WHAT IS EXPECTED
Render the part of the records below that opens with the line containing "logo-line-2: RadioLiberty —" and closes with the line containing "bar-start-marker — [235, 494, 239, 510]" as a Markdown table with the columns Row and Entry. Give each line its own numbered row and skip blank lines.

(Stored data entries)
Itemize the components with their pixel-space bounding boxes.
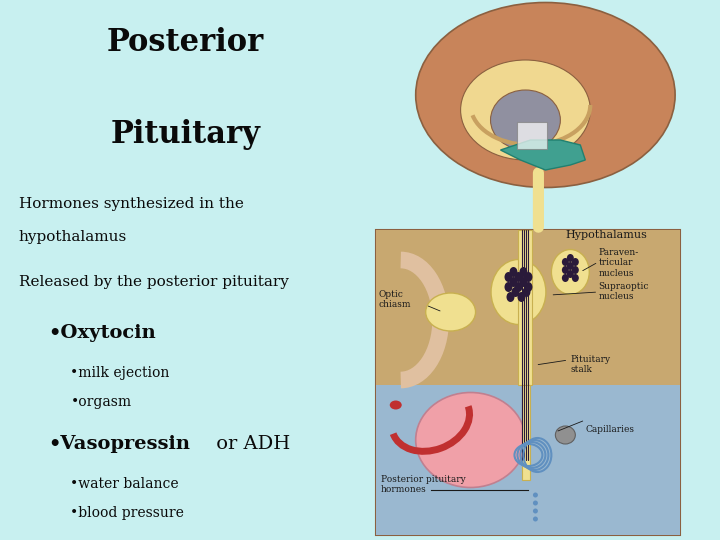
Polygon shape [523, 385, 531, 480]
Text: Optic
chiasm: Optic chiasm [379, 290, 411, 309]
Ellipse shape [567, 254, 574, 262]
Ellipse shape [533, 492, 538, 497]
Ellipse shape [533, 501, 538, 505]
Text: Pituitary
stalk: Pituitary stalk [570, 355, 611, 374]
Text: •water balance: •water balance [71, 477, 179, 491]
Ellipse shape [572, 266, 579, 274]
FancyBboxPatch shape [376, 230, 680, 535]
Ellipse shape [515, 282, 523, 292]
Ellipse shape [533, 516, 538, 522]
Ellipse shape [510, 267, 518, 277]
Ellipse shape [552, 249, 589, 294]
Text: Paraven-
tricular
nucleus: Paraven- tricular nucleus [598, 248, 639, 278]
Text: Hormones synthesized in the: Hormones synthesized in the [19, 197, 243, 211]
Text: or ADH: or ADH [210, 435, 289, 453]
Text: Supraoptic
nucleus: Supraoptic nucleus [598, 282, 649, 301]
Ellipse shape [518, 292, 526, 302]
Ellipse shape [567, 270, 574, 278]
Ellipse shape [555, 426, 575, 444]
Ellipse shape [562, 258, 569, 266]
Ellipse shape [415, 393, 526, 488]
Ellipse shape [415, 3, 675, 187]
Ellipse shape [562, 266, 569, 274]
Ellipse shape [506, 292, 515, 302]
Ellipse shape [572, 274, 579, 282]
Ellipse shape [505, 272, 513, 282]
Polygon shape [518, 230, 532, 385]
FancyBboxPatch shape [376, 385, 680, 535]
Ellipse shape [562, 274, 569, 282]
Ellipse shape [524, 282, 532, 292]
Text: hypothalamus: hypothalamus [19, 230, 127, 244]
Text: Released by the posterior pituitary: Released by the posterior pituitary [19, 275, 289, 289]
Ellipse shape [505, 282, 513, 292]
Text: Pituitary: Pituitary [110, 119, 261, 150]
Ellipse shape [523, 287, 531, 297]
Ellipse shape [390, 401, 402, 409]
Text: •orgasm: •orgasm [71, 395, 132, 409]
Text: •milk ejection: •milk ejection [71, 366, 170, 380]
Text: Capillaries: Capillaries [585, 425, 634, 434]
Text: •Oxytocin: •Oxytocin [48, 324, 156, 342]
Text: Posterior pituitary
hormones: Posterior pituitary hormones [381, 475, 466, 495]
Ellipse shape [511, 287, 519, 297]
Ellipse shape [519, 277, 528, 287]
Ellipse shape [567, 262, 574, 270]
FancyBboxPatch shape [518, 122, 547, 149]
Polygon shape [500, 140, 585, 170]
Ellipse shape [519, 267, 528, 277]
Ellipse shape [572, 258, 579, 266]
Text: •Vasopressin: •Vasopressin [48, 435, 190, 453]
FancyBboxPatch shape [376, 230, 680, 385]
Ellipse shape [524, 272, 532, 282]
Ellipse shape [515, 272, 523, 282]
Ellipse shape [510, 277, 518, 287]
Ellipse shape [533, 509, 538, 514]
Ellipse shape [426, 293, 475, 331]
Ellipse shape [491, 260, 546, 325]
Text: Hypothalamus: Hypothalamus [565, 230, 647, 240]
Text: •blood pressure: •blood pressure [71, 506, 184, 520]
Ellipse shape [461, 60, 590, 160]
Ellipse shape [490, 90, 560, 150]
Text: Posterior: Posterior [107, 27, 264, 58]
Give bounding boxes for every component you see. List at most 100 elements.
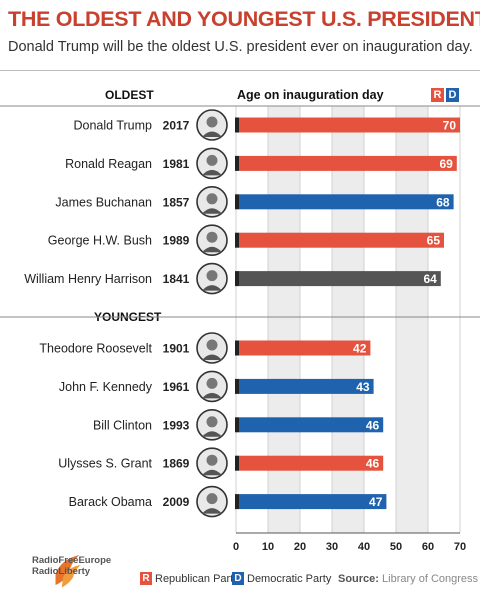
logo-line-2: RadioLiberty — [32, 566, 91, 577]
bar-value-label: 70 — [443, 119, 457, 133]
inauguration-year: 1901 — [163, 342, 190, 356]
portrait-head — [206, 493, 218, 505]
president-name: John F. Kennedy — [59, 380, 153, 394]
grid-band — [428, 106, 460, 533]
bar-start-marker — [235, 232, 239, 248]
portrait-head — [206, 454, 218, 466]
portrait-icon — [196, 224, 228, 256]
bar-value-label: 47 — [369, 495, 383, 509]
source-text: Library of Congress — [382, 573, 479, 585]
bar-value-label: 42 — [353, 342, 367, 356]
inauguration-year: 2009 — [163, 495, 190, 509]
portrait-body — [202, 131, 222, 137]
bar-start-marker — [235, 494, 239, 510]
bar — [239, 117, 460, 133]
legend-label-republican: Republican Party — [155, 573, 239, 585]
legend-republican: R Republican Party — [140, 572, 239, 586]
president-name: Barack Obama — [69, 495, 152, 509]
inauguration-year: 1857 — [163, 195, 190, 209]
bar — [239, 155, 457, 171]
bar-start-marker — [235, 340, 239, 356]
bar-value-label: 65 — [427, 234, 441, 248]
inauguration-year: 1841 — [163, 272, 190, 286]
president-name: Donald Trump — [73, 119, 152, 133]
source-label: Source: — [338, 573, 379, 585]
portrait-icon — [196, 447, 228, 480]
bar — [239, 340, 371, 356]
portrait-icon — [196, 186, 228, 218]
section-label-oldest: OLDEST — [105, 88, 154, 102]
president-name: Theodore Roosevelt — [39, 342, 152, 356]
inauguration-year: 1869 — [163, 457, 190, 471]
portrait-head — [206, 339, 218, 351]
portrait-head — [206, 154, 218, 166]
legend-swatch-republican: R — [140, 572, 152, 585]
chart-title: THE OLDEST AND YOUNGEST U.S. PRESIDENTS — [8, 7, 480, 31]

RESULT
| Row | Entry |
|---|---|
| 1 | logo-line-2: RadioLiberty — [32, 566, 91, 577] |
| 2 | bar-value-label: 70 — [443, 119, 457, 133] |
| 3 | inauguration-year: 1901 — [163, 342, 190, 356] |
| 4 | portrait-head — [206, 493, 218, 505] |
| 5 | president-name: John F. Kennedy — [59, 380, 153, 394] |
| 6 | grid-band — [428, 106, 460, 533] |
| 7 | bar-start-marker — [235, 232, 239, 248] |
| 8 | portrait-head — [206, 454, 218, 466] |
| 9 | portrait-icon — [196, 224, 228, 256] |
| 10 | bar-value-label: 47 — [369, 495, 383, 509] |
| 11 | source-text: Library of Congress — [382, 573, 479, 585] |
| 12 | bar-value-label: 42 — [353, 342, 367, 356] |
| 13 | inauguration-year: 2009 — [163, 495, 190, 509] |
| 14 | portrait-body — [202, 131, 222, 137] |
| 15 | bar-start-marker — [235, 494, 239, 510] |